(Data entries)
:::::
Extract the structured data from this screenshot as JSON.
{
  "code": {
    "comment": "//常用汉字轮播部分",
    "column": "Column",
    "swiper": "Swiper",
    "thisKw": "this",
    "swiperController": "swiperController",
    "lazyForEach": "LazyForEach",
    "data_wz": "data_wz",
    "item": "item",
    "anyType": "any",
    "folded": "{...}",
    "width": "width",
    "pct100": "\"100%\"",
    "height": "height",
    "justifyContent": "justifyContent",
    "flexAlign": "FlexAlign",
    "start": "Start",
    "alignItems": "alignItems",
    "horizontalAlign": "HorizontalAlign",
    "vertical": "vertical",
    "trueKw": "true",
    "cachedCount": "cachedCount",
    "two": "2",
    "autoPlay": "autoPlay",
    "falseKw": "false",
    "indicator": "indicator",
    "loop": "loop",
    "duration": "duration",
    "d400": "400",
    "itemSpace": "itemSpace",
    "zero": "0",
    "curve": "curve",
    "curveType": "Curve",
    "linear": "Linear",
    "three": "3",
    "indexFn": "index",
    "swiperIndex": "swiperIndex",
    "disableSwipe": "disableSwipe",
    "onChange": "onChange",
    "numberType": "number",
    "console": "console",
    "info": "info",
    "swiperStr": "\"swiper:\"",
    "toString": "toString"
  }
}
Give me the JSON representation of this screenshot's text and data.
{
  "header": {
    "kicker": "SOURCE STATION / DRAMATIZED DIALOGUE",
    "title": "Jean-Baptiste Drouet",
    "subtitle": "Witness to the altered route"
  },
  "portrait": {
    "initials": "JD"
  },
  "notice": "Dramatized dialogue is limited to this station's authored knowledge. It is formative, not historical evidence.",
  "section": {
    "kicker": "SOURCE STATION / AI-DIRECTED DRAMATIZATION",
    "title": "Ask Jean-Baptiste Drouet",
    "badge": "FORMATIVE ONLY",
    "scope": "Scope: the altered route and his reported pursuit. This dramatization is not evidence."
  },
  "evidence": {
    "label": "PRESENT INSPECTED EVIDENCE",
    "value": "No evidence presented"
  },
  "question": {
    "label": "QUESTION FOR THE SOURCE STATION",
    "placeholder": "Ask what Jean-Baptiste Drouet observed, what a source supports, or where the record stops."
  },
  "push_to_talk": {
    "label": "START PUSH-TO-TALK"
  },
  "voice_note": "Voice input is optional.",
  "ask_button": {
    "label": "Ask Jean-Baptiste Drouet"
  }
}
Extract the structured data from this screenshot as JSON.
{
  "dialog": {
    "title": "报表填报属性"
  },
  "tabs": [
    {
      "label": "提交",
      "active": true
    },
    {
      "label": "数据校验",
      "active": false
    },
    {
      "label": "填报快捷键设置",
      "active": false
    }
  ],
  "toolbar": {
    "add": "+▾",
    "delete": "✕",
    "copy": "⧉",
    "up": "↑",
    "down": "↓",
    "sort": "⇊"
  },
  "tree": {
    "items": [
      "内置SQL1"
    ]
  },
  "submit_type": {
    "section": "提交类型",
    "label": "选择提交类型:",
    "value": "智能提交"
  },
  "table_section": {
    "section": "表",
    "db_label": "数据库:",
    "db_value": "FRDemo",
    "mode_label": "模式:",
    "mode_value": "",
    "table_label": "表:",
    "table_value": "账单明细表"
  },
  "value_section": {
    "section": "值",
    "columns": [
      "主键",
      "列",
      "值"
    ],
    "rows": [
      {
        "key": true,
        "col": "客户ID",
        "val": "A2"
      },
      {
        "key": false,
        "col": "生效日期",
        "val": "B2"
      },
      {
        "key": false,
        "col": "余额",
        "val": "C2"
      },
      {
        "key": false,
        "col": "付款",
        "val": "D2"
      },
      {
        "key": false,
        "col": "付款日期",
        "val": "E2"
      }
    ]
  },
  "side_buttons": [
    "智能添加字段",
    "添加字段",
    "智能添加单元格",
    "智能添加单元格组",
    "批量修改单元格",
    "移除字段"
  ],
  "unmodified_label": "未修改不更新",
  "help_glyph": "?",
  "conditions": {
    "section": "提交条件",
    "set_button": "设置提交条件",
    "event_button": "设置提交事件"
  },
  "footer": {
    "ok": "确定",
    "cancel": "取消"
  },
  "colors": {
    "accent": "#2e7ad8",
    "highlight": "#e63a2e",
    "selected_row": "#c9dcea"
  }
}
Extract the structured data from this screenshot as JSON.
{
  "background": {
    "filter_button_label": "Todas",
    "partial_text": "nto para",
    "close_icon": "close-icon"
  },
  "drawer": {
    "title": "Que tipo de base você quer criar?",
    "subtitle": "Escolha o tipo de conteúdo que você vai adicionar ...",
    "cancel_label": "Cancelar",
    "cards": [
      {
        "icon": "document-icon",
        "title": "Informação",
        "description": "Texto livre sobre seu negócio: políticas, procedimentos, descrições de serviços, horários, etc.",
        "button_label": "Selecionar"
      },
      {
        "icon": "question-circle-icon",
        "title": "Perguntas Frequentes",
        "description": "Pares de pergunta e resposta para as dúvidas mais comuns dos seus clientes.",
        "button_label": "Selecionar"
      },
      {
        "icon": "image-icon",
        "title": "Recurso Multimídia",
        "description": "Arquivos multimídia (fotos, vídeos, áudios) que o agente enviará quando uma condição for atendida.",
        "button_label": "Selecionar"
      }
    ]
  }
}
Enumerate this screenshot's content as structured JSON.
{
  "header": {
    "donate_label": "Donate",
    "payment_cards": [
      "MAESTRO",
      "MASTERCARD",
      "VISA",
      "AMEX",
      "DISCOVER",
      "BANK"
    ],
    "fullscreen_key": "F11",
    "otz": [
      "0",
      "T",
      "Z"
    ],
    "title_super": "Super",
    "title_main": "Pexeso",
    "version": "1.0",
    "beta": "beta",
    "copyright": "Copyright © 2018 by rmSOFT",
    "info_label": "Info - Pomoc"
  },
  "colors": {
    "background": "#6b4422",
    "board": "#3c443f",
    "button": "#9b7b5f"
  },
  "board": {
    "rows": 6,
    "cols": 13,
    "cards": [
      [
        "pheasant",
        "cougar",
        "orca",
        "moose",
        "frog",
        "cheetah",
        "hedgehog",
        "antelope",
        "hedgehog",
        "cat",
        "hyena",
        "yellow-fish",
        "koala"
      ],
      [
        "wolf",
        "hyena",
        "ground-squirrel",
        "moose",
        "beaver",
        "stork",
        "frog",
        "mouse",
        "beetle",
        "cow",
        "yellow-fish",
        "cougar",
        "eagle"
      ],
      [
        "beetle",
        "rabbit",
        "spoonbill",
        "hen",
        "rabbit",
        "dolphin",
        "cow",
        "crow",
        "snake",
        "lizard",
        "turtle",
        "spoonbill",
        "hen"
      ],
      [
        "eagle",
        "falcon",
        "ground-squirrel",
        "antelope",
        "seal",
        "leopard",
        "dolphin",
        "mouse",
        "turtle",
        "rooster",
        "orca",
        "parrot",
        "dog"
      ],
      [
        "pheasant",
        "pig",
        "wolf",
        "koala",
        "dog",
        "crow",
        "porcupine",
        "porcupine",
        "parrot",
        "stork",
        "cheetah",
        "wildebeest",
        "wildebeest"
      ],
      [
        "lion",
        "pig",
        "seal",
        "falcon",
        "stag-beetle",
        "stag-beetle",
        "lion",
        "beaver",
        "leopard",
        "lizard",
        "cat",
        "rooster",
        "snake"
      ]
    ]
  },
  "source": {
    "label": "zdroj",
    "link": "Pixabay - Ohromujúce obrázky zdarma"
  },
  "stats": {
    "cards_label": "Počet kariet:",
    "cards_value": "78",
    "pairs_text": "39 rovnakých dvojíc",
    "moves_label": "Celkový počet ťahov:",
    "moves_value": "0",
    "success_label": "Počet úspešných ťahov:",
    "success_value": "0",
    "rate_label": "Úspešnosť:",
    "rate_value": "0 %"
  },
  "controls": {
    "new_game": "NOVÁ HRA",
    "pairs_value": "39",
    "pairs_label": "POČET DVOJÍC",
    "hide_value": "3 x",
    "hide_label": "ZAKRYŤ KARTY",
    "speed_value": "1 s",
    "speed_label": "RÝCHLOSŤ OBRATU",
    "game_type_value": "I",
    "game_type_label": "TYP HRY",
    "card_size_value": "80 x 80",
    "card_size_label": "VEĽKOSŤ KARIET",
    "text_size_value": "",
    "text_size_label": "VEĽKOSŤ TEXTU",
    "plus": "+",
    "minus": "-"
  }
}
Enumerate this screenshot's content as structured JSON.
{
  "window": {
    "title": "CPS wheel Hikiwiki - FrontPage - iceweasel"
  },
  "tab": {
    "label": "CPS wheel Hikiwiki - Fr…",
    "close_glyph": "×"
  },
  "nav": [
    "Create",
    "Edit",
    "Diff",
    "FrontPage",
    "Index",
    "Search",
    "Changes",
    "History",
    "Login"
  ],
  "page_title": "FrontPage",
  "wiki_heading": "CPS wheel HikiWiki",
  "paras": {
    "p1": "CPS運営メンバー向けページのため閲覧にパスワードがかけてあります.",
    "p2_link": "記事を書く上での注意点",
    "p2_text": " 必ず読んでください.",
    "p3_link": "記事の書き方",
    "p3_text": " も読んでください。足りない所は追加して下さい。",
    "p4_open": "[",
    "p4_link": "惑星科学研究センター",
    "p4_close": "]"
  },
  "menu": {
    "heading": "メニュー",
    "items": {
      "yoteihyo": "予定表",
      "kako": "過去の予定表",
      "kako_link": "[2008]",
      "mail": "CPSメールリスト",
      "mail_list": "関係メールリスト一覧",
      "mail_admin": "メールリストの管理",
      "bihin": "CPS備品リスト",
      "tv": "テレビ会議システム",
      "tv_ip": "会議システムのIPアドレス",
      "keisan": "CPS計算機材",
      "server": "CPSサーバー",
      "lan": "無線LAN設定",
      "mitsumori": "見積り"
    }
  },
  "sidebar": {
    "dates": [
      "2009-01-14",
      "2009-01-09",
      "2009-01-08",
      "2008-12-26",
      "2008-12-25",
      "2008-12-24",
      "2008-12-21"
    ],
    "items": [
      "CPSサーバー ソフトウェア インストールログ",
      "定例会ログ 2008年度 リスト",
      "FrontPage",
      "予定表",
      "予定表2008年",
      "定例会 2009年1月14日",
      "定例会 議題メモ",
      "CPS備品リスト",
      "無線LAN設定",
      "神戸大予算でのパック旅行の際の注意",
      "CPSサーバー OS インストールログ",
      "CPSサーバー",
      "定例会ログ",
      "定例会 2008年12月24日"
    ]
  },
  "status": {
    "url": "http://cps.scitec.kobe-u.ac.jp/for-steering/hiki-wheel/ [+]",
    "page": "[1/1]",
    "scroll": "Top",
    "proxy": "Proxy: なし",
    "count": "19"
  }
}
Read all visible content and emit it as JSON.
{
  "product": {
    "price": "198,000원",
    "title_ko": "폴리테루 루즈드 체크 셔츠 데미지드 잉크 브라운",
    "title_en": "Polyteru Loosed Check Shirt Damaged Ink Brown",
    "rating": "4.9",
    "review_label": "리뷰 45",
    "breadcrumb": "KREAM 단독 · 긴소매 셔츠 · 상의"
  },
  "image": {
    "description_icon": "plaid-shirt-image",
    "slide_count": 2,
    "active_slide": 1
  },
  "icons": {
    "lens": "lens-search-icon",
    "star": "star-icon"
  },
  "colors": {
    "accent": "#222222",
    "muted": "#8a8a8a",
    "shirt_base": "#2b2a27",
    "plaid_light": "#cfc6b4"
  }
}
:::::
REQUIREMENTS =>
Provide only the count of lines in the data above that include the string "CPSサーバー".

EXERCISE RESPONSE =>
4